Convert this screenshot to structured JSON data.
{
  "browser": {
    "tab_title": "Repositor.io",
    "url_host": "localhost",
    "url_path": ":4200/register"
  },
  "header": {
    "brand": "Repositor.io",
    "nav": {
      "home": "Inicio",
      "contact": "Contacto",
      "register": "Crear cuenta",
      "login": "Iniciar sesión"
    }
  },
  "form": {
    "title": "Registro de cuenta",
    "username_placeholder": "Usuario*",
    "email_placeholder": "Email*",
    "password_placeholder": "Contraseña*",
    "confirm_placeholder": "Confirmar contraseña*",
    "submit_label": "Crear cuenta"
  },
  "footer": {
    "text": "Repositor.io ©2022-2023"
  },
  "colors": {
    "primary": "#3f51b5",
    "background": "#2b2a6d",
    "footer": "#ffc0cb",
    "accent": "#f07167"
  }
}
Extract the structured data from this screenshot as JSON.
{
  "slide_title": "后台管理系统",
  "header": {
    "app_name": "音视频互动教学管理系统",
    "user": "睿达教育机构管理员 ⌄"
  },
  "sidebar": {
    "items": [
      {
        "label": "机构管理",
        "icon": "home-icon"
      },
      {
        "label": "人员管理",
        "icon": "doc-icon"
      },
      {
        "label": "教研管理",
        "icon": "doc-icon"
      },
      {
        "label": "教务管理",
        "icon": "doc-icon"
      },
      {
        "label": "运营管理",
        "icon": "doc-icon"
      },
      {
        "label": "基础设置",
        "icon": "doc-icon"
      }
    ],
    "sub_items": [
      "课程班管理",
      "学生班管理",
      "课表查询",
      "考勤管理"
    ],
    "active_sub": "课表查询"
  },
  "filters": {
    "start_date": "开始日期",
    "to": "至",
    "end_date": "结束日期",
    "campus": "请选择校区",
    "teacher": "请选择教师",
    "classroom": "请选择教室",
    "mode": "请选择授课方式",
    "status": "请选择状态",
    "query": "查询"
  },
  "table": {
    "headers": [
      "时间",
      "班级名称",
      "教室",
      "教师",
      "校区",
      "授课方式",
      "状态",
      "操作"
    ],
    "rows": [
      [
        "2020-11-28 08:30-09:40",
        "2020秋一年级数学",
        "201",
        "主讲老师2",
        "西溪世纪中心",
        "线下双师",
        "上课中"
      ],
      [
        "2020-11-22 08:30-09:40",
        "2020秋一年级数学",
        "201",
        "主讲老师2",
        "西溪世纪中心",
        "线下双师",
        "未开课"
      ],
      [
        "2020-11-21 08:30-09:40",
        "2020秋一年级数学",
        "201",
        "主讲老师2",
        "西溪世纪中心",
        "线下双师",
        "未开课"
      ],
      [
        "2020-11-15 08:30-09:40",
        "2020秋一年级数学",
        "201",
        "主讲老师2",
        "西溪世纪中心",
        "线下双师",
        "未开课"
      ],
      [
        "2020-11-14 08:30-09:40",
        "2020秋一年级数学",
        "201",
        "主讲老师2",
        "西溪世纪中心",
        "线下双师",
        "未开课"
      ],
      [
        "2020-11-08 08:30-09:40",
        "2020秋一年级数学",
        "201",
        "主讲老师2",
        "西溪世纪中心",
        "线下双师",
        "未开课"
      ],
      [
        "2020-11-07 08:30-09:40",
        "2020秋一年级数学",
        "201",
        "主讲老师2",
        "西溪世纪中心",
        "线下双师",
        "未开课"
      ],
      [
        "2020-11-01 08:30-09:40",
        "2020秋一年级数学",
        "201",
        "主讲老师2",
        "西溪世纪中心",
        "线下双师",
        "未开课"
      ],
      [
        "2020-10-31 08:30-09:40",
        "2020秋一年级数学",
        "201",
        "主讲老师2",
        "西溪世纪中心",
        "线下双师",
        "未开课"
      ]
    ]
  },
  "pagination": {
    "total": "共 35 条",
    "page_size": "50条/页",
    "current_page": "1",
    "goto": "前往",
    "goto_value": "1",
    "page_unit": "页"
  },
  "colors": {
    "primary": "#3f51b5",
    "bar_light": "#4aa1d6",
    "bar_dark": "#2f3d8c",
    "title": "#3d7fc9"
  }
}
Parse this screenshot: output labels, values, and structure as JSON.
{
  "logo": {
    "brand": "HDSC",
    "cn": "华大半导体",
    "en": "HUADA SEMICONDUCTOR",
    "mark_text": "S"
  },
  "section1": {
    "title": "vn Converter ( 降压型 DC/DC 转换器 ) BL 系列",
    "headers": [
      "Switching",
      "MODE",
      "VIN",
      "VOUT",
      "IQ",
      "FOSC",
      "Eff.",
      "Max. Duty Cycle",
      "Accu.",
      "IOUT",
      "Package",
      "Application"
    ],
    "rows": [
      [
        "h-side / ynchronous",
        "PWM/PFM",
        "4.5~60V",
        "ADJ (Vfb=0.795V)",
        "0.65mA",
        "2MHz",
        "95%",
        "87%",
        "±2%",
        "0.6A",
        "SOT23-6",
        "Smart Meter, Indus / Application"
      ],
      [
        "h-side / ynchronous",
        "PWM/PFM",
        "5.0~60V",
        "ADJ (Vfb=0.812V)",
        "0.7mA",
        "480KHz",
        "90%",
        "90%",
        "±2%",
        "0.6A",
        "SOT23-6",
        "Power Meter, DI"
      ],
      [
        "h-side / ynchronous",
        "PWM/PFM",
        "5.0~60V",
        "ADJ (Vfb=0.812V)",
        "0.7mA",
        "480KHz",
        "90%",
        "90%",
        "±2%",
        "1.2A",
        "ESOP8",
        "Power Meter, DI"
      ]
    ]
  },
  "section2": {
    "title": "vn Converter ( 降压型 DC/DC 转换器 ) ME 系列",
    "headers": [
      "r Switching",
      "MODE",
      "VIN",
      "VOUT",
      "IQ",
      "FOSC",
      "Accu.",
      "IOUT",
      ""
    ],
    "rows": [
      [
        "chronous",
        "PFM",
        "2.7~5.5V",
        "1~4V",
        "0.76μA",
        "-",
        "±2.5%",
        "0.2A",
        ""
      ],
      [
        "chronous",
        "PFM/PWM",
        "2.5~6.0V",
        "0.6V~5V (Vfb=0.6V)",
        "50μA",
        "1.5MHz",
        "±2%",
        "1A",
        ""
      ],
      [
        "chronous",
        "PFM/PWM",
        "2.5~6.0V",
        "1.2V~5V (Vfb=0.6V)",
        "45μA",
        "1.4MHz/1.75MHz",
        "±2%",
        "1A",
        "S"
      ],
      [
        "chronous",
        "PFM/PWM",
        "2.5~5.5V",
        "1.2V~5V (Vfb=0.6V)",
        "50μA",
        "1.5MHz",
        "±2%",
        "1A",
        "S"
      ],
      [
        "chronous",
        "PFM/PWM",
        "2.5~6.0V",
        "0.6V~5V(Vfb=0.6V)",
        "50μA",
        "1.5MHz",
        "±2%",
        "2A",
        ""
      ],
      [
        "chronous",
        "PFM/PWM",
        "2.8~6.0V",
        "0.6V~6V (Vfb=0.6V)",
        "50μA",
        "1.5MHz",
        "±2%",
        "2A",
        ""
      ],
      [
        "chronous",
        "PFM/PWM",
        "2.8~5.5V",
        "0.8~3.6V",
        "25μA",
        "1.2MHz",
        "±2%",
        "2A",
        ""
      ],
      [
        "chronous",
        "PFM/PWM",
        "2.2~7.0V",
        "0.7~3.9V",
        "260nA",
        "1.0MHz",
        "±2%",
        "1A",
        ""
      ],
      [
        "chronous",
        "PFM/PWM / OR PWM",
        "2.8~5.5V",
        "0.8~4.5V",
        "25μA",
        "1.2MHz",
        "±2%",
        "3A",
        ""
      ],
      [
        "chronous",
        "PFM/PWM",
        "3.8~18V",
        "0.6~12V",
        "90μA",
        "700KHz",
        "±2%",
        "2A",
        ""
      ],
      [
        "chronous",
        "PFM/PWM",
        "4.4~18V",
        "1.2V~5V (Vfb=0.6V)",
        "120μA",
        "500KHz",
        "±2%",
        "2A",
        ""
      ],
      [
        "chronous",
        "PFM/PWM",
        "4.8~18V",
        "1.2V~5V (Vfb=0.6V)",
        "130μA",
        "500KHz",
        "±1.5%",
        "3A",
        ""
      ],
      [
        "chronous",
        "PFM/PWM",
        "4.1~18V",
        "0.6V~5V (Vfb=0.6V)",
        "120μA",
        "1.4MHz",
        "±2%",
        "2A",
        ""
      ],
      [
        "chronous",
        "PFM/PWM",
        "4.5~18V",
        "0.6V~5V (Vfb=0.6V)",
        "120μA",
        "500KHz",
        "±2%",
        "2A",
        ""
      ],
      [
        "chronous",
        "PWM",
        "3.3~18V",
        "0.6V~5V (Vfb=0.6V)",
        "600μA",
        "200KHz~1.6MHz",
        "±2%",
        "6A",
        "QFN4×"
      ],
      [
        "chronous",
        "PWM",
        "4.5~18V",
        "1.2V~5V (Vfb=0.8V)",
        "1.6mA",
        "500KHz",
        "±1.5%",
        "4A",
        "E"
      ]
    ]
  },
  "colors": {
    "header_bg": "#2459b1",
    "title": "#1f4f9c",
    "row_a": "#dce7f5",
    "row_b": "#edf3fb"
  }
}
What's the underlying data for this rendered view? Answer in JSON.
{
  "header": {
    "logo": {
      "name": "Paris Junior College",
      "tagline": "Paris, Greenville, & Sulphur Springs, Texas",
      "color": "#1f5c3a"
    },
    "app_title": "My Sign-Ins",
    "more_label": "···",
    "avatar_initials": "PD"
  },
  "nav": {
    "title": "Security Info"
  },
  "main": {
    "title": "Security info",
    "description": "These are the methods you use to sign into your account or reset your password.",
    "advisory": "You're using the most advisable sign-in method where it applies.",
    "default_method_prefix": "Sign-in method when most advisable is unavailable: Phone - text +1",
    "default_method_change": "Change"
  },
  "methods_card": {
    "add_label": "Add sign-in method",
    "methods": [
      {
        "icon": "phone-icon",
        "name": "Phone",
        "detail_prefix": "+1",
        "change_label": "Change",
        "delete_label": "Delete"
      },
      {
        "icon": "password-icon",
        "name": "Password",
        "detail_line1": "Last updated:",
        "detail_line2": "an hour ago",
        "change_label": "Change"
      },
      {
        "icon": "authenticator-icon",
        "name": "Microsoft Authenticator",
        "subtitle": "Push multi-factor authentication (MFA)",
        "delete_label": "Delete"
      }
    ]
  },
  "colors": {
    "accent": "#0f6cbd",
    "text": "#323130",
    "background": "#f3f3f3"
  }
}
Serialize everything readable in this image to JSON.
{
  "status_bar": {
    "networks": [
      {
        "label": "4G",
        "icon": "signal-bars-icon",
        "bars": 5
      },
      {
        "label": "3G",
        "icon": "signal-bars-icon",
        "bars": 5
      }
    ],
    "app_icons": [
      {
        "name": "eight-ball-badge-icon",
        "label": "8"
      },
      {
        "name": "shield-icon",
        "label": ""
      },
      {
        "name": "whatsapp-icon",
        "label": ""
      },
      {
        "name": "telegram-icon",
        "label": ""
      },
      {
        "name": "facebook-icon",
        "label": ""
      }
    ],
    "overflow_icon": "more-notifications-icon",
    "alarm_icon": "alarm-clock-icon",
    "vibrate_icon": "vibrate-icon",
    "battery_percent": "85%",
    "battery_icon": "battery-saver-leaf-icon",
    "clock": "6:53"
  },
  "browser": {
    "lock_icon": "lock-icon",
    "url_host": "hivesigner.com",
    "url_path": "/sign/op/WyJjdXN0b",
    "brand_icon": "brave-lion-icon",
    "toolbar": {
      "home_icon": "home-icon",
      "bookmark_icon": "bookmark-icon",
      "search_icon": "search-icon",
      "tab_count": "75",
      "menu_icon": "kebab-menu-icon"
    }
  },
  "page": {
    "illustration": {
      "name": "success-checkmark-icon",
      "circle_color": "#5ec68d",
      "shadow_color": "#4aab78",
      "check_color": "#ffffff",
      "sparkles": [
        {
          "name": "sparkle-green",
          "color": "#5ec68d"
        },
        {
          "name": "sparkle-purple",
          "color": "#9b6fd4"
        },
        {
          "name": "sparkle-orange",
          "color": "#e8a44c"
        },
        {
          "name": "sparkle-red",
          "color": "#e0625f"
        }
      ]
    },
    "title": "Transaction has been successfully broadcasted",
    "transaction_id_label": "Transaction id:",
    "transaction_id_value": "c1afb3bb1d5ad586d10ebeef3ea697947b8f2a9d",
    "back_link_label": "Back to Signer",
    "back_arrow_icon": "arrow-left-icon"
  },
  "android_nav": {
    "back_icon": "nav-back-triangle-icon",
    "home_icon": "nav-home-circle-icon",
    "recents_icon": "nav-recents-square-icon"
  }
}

══════

→ **TASK OBJECTIVE**
Filter the listing for the word "home" and copy every line that holds it.

→ **WRITTEN RESPONSE**
      "home": "Inicio",
        "icon": "home-icon"
      "home_icon": "home-icon",
    "home_icon": "nav-home-circle-icon",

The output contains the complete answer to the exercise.